◆ **Task set**
(A) In the passage on mobile elements at Streptomyces chromosome ends, how many of the 53 transposase-encoding genes predicted in the S. ambofaciens chromosomal arms lie in the terminal species-specific regions?
(B) How would you render this sentence from the passage on mobile elements at Streptomyces chromosome ends in Spanish: "Three CDSs similar to genes encoding plasmid transfer functions (spdB, traB2, and traA2) are also detected in the S. avermitilis chromosomal extremities."
(C) Carry on the passage about mobile elements at Streptomyces chromosome ends, picking up after its final sentence.

◆ **Text provided**
⁂

The origins of the terminal specificity could also result from the presence of mobile genetic elements. Indeed, the terminal regions are enriched in mobile elements (insertion sequence–like elements) as previously reported (Chen et al. 2002) and proposed to mediate DNA rearrangements and integration of horizontally transferred DNA sequences. In the S. ambofaciens chromosomal arms, 53 transposase-encoding genes (including pseudogenes) were predicted with a strong bias in the terminal species-specific regions (50 of 53). Furthermore, some terminal CDSs show highest similarity to plasmid-associated genes (Choulet et al. 2006). In S. ambofaciens, 4 homologues to plasmid-associated genes lie in the terminal 50 kb, for example, the helicase-encoding gene ttrA, which is conserved in the 2 other species but which shares best similarity with its homologue of the plasmid SLP2 of Streptomyces lividans (Huang et al. 2003). Three CDSs similar to genes encoding plasmid transfer functions (spdB, traB2, and traA2) are also detected in the S. avermitilis chromosomal extremities. In S. ambofaciens, this observation is correlated with an average GC content (68.8% in the 50 terminal kb) that is slightly lower than that of the rest of the genome (72.3%). A lower GC content is typical from Streptomyces linear plasmids (Spatz et al. 2002; Huang et al. 2003; Ikeda et al. 2003; Bentley et al. 2004) and more generally from mobile elements.

⁂

◆ **Dataset content**

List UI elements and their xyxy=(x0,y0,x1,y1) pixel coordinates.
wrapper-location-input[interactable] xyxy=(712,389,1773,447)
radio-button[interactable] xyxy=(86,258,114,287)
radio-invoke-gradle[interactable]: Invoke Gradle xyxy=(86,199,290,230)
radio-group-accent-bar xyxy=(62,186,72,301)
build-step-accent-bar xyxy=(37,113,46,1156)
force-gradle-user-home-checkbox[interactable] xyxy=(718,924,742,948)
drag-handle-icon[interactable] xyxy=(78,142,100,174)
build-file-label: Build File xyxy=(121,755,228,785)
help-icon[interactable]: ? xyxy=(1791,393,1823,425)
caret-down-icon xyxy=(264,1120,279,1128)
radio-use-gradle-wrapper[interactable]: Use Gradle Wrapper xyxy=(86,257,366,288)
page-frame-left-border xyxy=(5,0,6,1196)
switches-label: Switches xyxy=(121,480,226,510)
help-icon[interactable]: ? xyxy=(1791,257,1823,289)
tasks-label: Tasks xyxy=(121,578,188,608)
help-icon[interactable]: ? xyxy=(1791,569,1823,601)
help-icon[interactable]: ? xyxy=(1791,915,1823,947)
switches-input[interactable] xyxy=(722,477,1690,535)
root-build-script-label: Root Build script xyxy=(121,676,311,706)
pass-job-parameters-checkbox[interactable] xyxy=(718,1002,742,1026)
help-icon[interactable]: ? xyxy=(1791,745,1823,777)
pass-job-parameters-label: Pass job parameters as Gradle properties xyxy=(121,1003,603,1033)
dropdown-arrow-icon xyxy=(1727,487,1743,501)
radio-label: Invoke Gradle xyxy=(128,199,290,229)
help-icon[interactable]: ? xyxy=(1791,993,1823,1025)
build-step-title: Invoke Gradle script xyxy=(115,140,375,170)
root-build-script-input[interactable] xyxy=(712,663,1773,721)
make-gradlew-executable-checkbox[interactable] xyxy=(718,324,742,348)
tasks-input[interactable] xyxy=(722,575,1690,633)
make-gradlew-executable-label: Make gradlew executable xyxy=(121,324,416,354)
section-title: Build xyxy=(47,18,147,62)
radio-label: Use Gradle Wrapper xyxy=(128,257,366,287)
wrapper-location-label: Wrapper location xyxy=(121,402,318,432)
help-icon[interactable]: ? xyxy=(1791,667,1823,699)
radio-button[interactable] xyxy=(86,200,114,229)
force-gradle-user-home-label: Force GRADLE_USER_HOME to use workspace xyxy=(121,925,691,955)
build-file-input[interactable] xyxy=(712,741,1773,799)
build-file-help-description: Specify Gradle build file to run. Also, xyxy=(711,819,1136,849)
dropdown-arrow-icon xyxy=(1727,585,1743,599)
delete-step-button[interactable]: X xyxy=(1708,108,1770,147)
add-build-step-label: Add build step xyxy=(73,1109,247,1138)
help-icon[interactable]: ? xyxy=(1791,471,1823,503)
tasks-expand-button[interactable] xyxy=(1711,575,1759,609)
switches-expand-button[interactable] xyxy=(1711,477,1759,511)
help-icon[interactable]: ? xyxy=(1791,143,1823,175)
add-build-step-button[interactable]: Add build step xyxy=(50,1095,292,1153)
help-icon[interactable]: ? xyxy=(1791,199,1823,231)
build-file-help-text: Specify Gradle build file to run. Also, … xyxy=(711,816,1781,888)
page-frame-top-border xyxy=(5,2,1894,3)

⁂

◆ **Responses**
(A) 50 of the 53.

(B) También se detectan en los extremos cromosómicos de S. avermitilis tres CDS similares a genes que codifican funciones de transferencia de plásmidos (spdB, traB2 y traA2).

(C)
Degenerated Syntenic Regions and Massive Gene Flux
Synteny analysis of the 117 kb sequenced in the center of the S. ambofaciens chromosome revealed a high GOC with S. coelicolor, and a similar level of synteny is described when compared with S. avermitilis. Interestingly, the synteny observed between central regions degenerates progressively over several hundreds of kilobases before reaching the terminal species-specific regions (framed areas in fig. 2). This is true whatever the pairs of species considered. In these regions, the synteny appears as gradually parceled out by multiple insertions/deletions (indels) of genes. Degeneration of synteny not only reflects an increase in the level of rearrangement of endogenous information but also reflects a rapid evolution of the gene content by gene flux, that is, by accumulation of new genes and loss of ancestral information. When the GOC level falls under 20%, the synteny becomes undetectable and the regions were consequently considered as specific. Figure 3 illustrates this degeneration phenomenon using a protein-to-protein comparison between S. ambofaciens, S. coelicolor, and S. avermitilis and shows that degeneration follows the phylogenetic distances.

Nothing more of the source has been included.